## [Given instruction]
From the records, reproduce verbatim the portion that begins with the line containing "wmap7-point <box>169 51 175 57</box>" and ends with the line containing "spt-point <box>715 486 723 505</box>", including both of those lines.
*****
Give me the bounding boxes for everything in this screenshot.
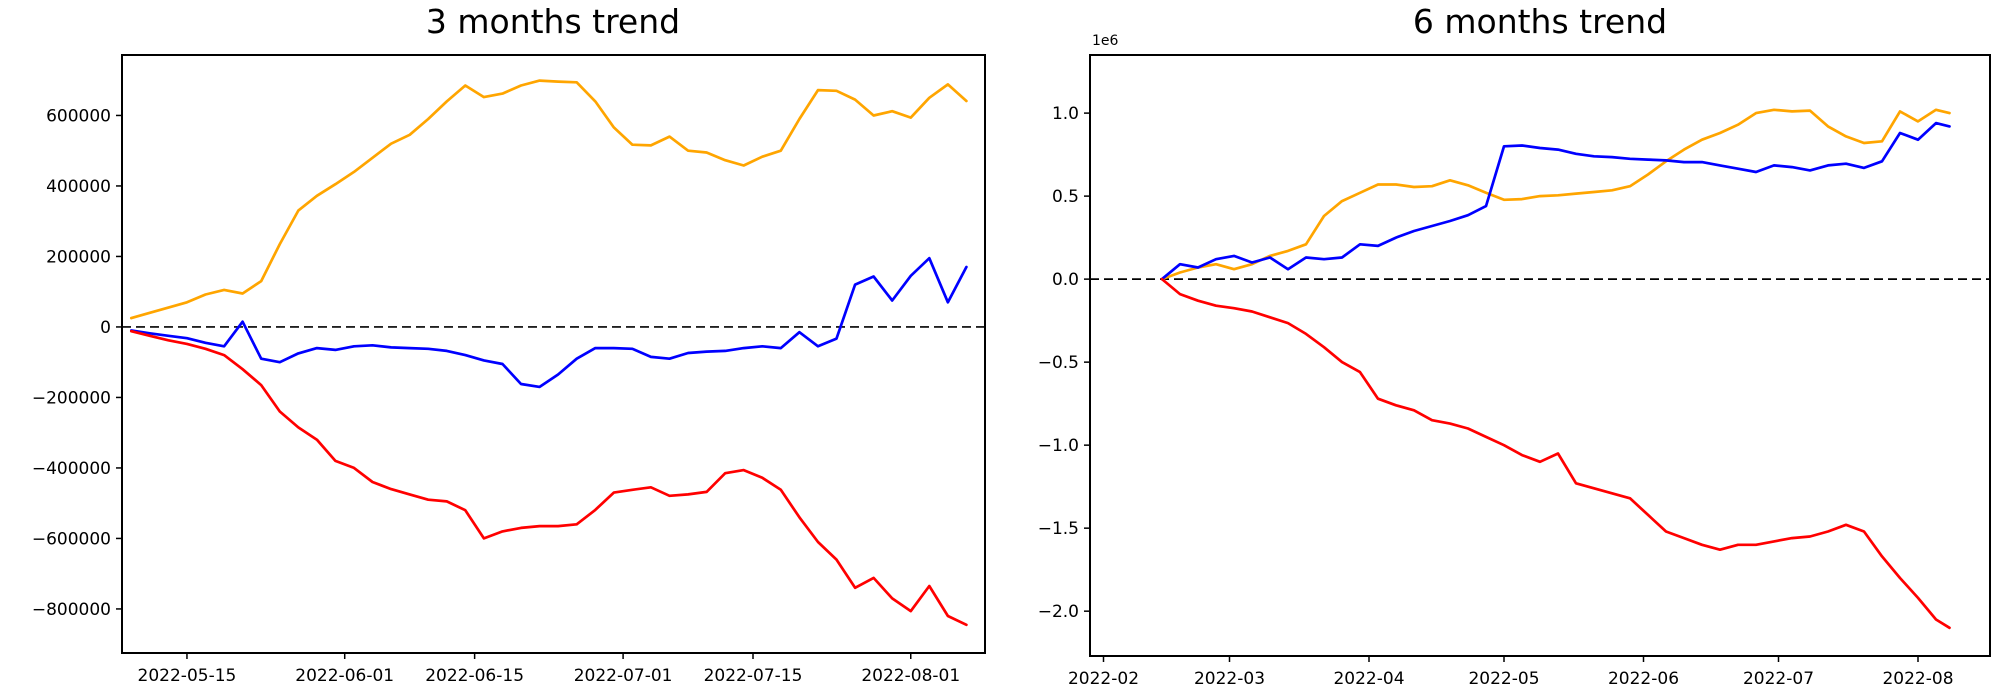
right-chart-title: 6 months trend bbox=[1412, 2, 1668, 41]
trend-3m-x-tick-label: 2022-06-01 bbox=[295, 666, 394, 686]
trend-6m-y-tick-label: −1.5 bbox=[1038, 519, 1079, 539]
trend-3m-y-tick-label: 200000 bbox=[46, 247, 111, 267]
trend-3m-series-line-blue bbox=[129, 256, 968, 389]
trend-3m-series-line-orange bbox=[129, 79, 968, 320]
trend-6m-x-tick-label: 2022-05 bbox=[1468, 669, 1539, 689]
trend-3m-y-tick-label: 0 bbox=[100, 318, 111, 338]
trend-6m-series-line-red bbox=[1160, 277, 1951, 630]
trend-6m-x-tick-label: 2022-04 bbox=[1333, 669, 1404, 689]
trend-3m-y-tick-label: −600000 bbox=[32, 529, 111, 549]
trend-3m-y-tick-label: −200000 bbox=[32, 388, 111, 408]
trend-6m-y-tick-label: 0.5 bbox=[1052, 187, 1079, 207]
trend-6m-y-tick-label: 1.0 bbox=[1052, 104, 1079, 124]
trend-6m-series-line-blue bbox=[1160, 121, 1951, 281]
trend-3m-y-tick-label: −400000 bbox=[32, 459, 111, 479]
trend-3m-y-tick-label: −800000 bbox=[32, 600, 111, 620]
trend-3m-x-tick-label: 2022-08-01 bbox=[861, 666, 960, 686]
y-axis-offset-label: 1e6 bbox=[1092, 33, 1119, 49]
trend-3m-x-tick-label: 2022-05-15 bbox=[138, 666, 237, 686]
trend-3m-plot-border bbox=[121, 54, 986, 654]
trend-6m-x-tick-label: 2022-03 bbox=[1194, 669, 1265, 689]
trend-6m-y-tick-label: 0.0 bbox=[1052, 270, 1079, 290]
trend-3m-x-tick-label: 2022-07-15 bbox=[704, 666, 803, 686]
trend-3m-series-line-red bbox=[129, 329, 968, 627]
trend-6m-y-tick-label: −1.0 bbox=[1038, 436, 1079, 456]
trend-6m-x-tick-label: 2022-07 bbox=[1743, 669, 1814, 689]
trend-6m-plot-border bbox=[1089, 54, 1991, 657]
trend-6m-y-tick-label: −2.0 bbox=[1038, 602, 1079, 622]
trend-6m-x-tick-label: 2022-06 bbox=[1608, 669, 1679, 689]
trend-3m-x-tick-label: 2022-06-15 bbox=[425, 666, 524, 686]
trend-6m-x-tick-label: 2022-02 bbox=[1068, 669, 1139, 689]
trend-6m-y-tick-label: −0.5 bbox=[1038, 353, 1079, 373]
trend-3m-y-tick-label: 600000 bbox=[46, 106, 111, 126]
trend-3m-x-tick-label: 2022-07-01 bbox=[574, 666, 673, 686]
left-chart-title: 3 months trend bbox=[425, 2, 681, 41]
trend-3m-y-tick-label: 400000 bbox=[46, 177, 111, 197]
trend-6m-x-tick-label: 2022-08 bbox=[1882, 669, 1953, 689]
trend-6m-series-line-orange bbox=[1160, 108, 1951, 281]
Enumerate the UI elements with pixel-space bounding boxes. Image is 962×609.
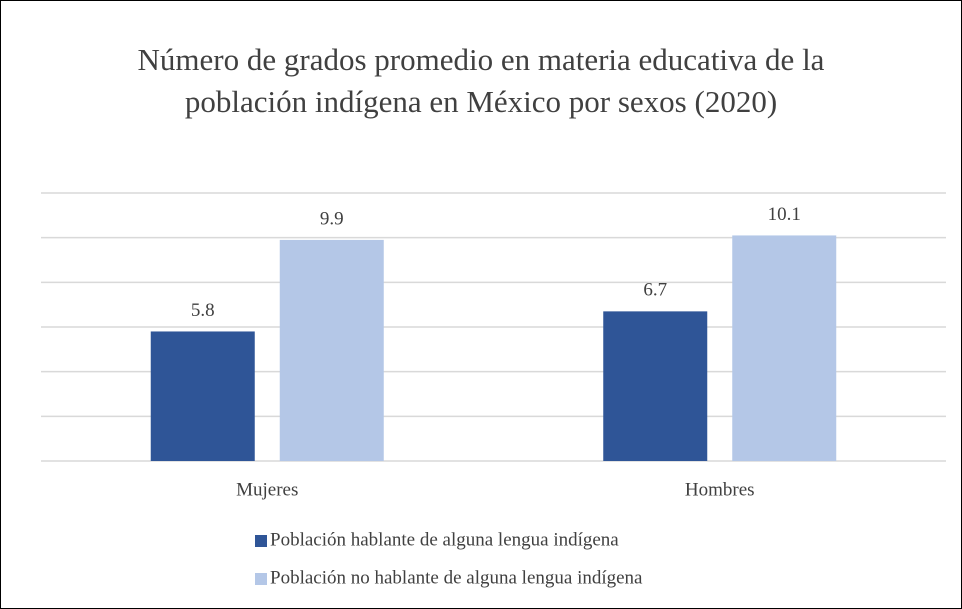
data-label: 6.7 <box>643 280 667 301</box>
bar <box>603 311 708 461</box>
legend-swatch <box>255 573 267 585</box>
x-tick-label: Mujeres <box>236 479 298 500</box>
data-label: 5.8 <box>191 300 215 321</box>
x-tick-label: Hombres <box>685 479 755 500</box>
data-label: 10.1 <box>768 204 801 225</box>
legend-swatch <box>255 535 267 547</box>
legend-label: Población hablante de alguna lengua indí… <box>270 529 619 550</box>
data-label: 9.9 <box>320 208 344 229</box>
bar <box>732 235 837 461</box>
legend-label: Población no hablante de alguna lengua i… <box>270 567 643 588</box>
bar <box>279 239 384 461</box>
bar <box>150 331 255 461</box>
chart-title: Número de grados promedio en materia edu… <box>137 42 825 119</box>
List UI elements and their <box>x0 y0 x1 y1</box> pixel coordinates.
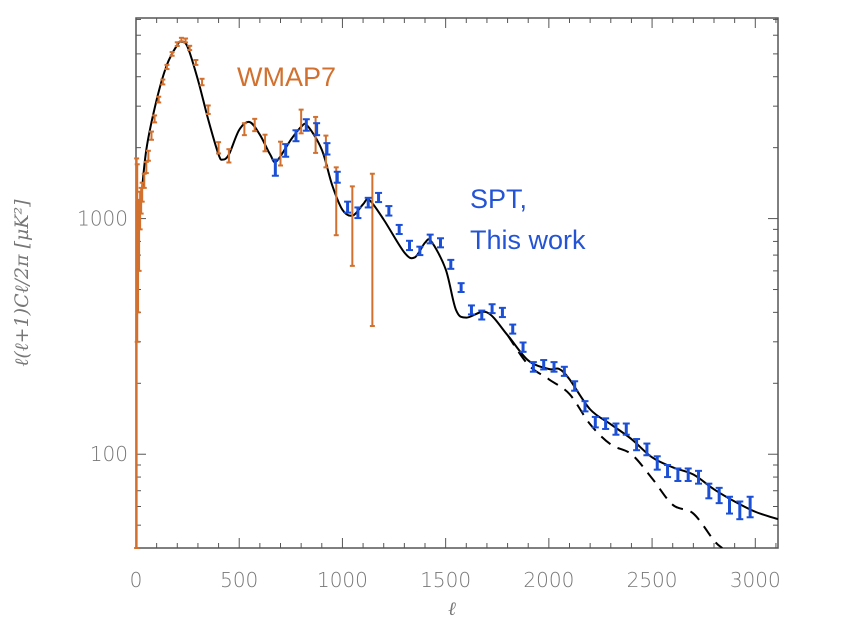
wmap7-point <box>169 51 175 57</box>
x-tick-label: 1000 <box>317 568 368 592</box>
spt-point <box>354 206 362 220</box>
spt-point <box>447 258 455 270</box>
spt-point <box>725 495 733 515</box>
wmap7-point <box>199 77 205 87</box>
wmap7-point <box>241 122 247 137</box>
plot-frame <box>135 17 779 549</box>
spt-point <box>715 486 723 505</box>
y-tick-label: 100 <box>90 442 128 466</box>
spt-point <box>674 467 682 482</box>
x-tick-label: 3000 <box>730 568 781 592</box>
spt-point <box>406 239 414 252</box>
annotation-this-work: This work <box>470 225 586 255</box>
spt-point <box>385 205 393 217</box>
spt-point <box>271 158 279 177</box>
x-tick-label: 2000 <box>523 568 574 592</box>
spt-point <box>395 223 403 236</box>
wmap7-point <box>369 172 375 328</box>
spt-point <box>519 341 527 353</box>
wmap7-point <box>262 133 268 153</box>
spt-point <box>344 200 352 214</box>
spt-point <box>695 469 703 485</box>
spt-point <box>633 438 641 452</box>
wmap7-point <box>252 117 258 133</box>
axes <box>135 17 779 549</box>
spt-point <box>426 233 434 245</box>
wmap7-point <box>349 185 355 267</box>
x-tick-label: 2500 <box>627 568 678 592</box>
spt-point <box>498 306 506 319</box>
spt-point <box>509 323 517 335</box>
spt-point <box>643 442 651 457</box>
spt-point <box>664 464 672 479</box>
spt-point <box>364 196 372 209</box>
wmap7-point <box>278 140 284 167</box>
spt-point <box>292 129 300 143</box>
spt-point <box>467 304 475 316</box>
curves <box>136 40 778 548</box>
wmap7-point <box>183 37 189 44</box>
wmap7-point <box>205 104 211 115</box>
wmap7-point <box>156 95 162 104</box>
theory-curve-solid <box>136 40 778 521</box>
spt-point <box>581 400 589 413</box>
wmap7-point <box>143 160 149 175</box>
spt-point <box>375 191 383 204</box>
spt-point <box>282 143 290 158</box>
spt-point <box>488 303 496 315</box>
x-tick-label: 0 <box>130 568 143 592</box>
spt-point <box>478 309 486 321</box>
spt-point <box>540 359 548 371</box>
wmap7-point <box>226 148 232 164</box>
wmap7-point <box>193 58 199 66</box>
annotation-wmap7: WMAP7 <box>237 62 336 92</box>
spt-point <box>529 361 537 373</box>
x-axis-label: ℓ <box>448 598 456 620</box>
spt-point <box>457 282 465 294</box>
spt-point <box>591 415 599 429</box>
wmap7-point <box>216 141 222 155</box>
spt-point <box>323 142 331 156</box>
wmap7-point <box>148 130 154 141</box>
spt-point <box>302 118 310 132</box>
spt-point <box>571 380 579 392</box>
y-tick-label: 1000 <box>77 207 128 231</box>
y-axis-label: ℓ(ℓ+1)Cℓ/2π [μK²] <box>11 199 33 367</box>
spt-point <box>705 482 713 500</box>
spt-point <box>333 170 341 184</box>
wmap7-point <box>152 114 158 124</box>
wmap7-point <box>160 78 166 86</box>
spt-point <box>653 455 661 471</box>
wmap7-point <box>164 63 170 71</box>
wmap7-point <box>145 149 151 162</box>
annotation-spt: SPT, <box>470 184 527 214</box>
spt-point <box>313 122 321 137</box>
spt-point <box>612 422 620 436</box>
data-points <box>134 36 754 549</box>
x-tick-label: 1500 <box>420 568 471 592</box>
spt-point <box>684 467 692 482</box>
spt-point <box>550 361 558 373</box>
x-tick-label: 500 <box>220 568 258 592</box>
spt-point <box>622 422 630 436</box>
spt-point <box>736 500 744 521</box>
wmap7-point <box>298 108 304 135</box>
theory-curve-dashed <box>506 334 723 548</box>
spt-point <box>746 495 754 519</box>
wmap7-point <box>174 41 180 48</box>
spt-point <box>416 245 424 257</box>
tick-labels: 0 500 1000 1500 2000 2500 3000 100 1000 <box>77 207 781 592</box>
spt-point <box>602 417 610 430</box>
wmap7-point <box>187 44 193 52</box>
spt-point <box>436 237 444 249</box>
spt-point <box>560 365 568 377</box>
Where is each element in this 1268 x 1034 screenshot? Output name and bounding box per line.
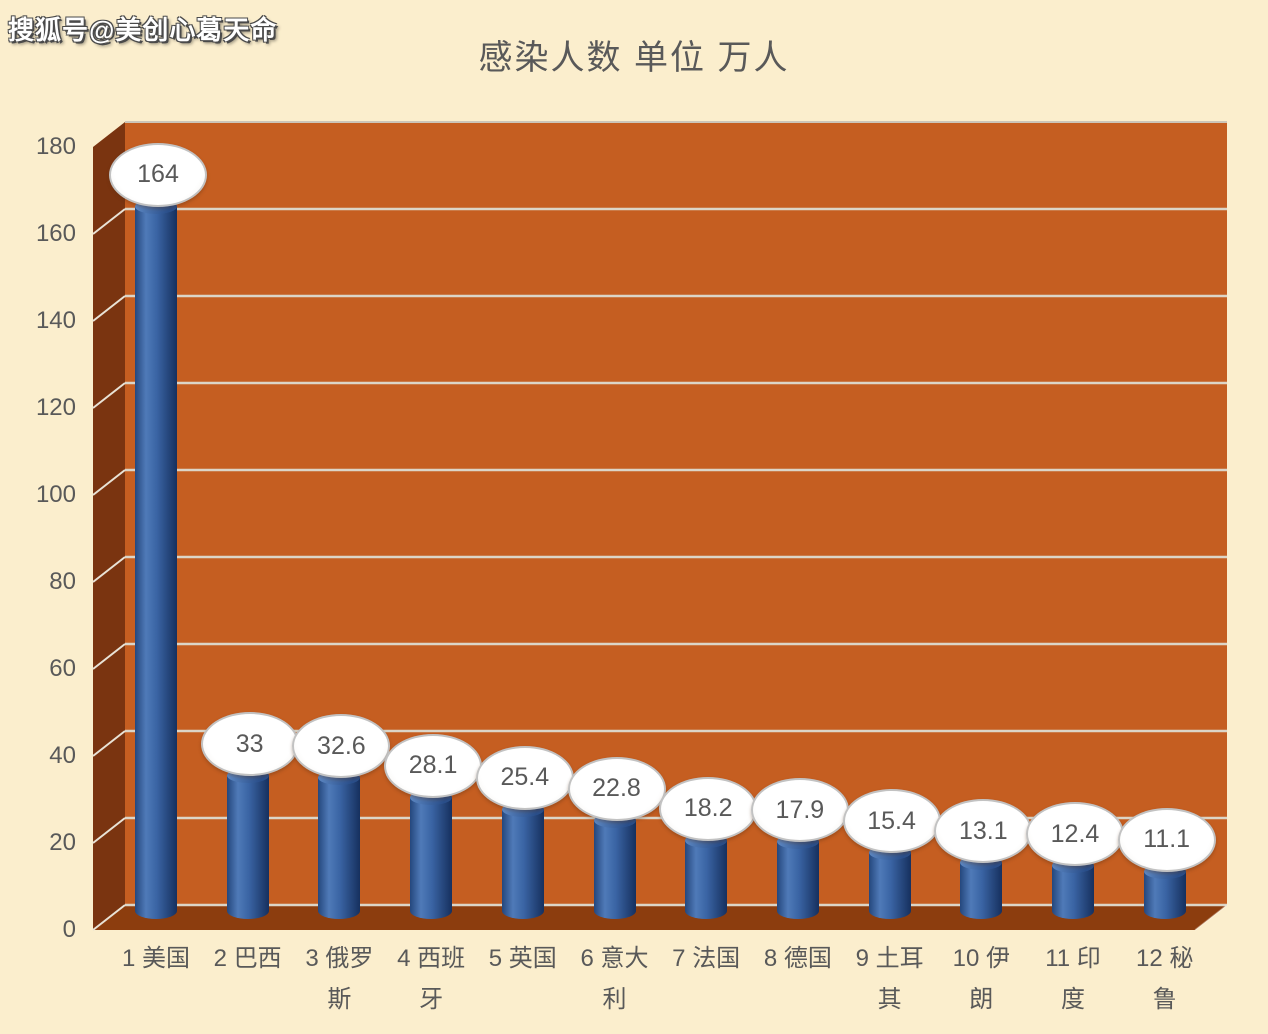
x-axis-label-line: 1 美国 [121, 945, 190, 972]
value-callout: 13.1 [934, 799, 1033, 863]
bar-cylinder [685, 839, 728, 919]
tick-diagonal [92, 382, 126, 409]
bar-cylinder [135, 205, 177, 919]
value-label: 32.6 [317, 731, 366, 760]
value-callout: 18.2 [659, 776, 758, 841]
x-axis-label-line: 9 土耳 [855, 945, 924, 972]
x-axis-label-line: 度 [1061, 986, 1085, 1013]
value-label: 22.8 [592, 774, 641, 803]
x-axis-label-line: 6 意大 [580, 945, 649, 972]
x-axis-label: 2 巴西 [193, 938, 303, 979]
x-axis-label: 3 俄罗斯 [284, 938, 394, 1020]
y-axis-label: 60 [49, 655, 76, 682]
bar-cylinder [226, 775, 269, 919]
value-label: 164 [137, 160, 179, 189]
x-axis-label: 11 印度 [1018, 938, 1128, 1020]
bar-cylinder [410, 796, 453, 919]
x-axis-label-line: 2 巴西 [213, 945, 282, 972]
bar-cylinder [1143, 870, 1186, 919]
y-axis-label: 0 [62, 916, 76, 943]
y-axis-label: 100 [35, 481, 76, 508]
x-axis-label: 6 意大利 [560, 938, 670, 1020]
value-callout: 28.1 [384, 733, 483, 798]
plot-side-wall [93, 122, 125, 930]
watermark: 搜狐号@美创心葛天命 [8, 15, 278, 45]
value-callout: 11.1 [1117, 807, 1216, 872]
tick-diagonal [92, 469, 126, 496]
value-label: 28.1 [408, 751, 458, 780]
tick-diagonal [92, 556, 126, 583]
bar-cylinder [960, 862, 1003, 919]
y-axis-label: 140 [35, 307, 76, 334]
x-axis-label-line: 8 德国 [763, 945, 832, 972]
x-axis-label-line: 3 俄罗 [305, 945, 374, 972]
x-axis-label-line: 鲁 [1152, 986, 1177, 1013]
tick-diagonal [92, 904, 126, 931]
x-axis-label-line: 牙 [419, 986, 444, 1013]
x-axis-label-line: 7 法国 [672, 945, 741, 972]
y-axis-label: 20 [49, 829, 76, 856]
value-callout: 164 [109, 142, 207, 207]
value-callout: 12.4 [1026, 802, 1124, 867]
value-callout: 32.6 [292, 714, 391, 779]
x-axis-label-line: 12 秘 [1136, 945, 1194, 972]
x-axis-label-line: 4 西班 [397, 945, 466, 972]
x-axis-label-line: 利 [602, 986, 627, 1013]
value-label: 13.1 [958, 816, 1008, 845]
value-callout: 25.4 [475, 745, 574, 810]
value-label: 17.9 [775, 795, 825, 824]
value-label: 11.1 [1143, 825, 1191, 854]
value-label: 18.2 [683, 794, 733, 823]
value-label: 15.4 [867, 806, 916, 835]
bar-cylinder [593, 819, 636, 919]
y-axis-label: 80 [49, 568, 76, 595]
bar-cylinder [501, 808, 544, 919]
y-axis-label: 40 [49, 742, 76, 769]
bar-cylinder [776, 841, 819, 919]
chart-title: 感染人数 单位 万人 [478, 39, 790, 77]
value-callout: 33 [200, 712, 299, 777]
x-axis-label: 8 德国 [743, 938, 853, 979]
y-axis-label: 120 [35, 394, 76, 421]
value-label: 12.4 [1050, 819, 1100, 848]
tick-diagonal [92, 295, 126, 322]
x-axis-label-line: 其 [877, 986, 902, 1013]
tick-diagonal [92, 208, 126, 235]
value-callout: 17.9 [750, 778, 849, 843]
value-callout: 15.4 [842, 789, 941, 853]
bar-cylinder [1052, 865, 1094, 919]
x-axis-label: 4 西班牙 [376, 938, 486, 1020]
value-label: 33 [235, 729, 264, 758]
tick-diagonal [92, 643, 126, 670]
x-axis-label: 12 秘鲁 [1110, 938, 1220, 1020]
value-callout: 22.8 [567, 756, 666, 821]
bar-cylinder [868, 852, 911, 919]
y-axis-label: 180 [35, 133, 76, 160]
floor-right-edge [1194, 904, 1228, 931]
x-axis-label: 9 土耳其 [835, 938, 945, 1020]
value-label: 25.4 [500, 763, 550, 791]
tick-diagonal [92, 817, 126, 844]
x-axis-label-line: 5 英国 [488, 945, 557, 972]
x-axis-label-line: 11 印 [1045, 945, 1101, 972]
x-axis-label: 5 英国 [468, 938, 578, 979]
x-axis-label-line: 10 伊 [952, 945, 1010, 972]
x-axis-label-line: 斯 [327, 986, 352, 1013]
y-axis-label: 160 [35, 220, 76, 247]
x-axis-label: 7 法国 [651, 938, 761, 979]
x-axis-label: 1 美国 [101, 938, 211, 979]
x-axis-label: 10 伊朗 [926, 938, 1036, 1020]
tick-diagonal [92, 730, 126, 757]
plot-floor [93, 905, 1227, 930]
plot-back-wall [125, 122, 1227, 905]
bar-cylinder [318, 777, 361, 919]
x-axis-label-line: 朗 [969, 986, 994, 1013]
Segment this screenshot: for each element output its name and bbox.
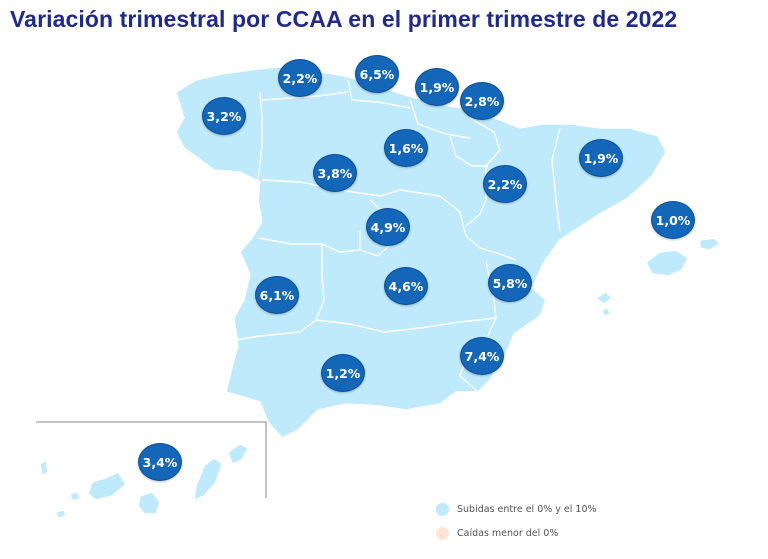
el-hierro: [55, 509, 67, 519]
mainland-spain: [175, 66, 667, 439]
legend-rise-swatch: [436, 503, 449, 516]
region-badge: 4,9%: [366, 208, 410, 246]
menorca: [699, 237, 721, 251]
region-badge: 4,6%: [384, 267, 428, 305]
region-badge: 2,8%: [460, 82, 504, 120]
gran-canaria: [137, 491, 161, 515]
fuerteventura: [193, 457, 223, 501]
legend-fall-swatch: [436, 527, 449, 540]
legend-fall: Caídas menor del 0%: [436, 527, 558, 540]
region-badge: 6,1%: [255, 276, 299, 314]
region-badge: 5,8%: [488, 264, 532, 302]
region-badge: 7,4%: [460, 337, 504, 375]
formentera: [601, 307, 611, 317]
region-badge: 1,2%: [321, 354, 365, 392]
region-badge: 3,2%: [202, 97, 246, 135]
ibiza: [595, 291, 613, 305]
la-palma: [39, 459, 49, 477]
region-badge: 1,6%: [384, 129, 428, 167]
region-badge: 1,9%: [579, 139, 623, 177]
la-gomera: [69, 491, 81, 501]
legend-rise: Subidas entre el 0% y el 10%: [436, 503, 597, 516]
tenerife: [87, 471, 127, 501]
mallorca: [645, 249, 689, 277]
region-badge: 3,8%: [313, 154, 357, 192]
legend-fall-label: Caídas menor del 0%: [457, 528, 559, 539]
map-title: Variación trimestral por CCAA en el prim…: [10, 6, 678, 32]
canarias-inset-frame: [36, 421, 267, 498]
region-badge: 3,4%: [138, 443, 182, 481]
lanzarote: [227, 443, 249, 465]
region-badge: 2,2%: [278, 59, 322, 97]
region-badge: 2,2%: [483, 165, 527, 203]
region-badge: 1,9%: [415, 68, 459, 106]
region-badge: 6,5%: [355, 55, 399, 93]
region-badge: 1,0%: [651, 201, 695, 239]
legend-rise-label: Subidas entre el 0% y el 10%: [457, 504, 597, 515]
*****
## [Result for this exercise]
wmap7-point <box>169 51 175 57</box>
x-tick-label: 1000 <box>317 568 368 592</box>
spt-point <box>354 206 362 220</box>
spt-point <box>447 258 455 270</box>
spt-point <box>725 495 733 515</box>
wmap7-point <box>199 77 205 87</box>
wmap7-point <box>241 122 247 137</box>
plot-frame <box>135 17 779 549</box>
spt-point <box>715 486 723 505</box>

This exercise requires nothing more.